_EXERCISE INSTRUCTIONS_. Find every line in the records below that holds the word "JSON" and copy it.

_ENTRIES SUPPLIED_.
######
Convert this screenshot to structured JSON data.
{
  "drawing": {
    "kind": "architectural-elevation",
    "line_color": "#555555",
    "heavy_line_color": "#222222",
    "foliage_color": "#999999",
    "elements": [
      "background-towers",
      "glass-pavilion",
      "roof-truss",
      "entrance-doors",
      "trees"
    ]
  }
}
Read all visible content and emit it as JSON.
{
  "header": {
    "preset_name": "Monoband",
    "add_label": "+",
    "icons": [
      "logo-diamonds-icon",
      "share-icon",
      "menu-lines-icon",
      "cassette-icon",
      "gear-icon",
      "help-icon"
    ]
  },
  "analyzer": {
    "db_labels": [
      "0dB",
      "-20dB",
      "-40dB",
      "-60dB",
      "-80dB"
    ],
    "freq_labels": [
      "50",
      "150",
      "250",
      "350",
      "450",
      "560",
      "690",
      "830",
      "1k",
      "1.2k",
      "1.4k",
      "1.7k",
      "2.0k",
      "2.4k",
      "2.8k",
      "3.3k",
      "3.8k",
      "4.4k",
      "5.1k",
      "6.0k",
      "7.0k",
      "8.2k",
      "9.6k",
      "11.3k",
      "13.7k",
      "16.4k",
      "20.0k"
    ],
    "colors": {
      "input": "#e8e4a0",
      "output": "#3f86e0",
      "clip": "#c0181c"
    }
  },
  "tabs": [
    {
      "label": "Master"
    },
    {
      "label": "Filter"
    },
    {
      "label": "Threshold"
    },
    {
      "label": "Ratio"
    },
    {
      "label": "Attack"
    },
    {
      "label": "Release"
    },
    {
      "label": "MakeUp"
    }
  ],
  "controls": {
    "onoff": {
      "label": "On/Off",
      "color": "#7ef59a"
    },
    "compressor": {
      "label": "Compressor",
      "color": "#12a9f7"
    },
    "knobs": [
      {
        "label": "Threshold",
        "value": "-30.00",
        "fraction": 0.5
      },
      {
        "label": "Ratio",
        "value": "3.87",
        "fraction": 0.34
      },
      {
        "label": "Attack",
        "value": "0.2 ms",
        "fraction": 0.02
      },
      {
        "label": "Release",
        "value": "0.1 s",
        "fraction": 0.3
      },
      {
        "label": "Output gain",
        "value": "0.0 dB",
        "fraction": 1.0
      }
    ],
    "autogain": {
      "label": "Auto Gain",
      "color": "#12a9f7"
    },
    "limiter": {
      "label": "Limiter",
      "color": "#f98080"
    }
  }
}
######
_CORRECT ANSWER_.
Convert this screenshot to structured JSON data.
Read all visible content and emit it as JSON.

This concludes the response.